§ TASK TO COMPLETE:
The data below is to be set down again exactly as written.

Collected data entries
━━━━
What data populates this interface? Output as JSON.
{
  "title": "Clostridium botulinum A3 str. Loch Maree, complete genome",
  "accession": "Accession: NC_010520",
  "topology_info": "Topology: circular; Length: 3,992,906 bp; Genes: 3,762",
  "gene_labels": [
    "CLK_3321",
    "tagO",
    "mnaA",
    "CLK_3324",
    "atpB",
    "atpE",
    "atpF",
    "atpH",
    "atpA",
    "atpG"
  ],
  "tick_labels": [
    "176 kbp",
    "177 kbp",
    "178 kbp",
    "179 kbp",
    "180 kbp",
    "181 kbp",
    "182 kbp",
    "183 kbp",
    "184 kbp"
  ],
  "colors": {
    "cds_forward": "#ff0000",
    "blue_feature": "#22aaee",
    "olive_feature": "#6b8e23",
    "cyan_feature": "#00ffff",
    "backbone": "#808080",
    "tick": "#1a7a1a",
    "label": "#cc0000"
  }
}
━━━━
§ YOUR SOLUTION:
What data populates this interface? Output as JSON.
{
  "title": "Clostridium botulinum A3 str. Loch Maree, complete genome",
  "accession": "Accession: NC_010520",
  "topology_info": "Topology: circular; Length: 3,992,906 bp; Genes: 3,762",
  "gene_labels": [
    "CLK_3321",
    "tagO",
    "mnaA",
    "CLK_3324",
    "atpB",
    "atpE",
    "atpF",
    "atpH",
    "atpA",
    "atpG"
  ],
  "tick_labels": [
    "176 kbp",
    "177 kbp",
    "178 kbp",
    "179 kbp",
    "180 kbp",
    "181 kbp",
    "182 kbp",
    "183 kbp",
    "184 kbp"
  ],
  "colors": {
    "cds_forward": "#ff0000",
    "blue_feature": "#22aaee",
    "olive_feature": "#6b8e23",
    "cyan_feature": "#00ffff",
    "backbone": "#808080",
    "tick": "#1a7a1a",
    "label": "#cc0000"
  }
}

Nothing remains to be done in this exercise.